● INSTRUCTIONS TO FOLLOW
From the data that follows, copy every line holding the string "screenshot".

● RECORD EXCERPTS
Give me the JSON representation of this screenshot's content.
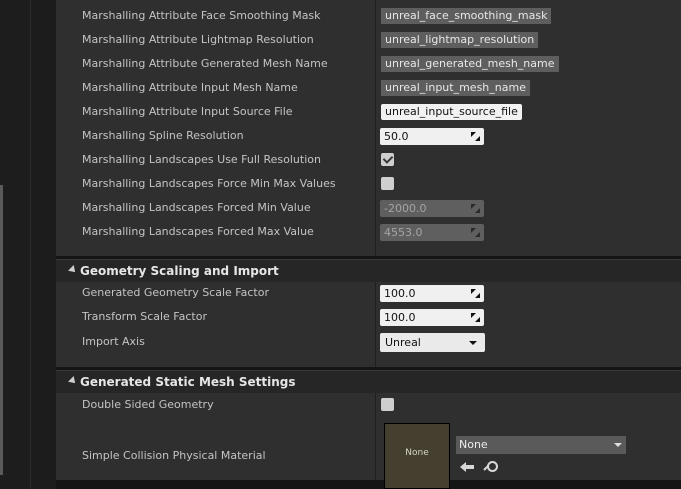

---

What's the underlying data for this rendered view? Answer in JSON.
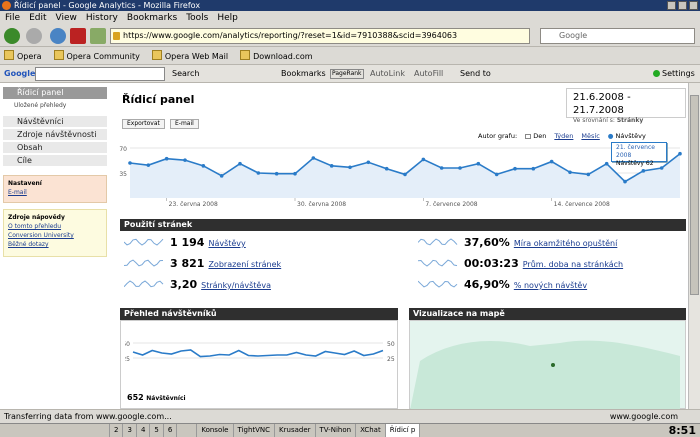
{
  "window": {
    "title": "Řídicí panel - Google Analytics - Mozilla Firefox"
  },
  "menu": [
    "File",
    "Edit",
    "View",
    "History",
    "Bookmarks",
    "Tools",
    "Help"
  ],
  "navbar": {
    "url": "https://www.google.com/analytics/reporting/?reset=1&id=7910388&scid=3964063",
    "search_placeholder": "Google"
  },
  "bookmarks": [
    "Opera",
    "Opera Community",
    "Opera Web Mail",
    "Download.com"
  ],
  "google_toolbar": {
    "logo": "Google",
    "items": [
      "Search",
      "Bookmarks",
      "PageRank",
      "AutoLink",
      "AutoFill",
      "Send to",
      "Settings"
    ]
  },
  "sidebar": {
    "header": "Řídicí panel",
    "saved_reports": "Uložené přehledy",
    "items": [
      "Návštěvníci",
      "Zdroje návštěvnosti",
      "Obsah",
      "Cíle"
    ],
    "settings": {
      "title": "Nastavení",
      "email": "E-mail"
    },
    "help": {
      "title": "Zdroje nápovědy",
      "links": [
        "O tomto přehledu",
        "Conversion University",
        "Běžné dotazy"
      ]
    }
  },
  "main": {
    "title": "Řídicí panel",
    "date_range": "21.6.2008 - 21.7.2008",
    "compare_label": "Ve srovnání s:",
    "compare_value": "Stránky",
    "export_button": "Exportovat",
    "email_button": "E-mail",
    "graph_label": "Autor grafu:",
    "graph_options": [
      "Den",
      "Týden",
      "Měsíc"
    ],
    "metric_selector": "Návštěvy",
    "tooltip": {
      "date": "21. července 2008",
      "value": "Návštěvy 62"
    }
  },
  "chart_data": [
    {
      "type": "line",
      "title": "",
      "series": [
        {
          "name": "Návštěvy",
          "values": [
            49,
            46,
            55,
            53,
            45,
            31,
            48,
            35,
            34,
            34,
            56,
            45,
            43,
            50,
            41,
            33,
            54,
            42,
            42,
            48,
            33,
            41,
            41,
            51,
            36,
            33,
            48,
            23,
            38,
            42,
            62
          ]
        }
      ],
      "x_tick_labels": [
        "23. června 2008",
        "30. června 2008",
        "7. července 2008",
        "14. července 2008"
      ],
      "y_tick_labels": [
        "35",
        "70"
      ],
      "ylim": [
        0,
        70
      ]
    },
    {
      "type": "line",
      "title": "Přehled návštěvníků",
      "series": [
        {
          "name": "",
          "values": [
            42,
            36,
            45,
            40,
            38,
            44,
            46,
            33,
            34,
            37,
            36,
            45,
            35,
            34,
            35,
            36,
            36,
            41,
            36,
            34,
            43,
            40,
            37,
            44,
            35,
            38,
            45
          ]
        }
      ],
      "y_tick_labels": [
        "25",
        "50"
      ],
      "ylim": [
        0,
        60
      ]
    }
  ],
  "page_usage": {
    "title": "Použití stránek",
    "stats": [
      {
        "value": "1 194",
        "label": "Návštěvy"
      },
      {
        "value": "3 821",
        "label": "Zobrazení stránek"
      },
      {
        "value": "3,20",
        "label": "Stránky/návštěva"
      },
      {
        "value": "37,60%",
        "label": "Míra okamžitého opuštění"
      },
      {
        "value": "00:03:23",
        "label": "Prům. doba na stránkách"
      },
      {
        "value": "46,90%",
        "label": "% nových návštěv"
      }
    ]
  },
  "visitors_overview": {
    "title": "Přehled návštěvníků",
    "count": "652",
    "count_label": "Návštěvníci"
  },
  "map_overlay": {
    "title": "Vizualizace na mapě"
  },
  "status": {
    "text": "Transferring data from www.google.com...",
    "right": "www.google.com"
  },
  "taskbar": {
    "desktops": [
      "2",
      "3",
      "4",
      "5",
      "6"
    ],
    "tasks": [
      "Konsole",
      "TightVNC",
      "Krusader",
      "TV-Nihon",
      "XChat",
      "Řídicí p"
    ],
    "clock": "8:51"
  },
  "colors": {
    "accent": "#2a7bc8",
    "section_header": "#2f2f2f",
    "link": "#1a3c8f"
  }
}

--

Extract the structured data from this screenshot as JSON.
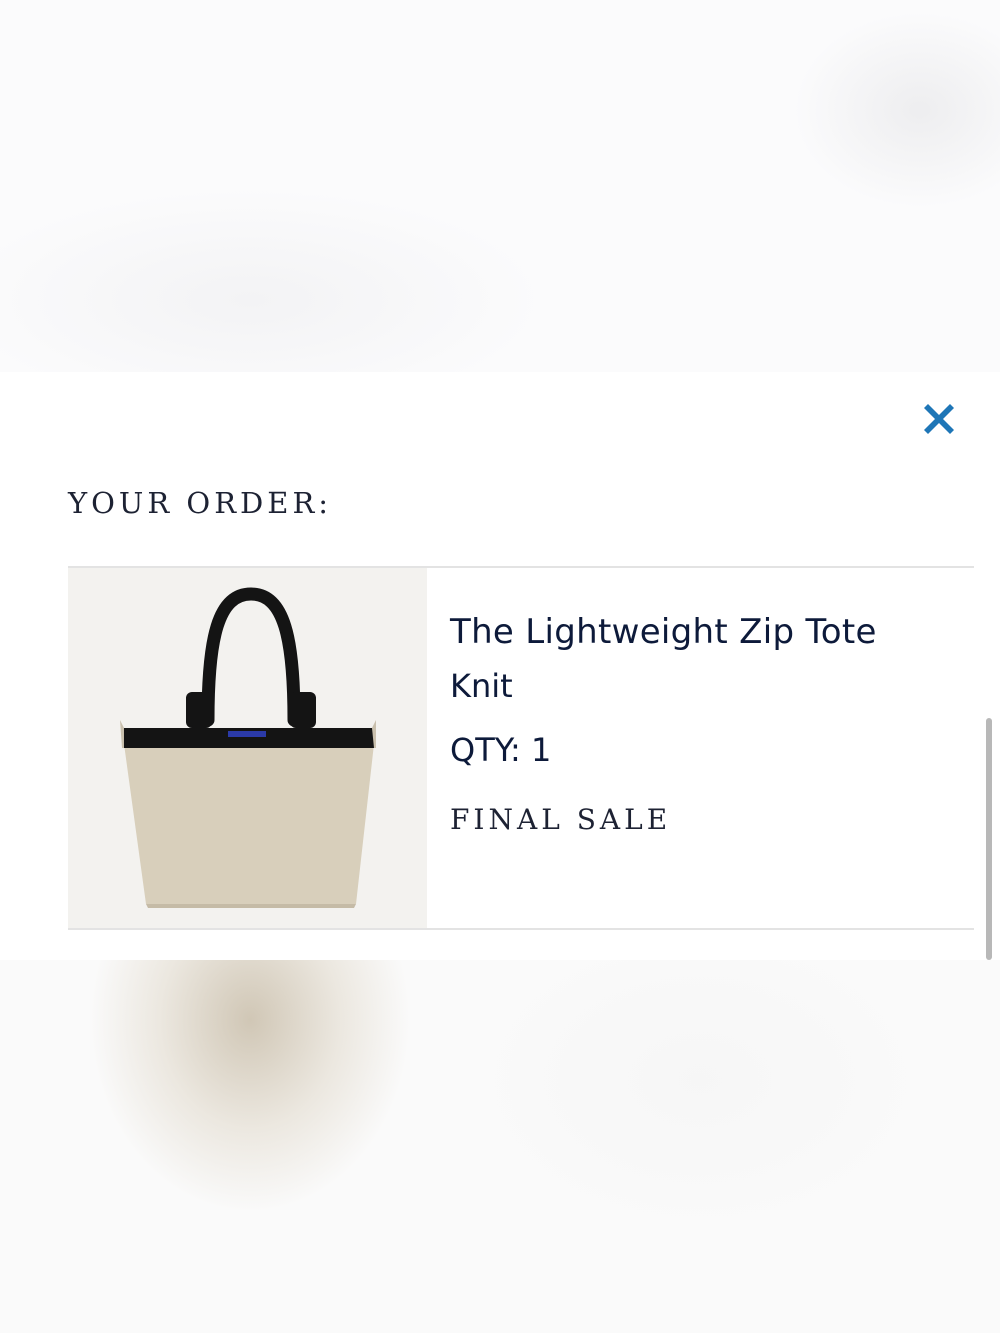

● COMPLETED TASK
Give me the JSON representation of this screenshot's content.
Extract the structured data from this screenshot as JSON.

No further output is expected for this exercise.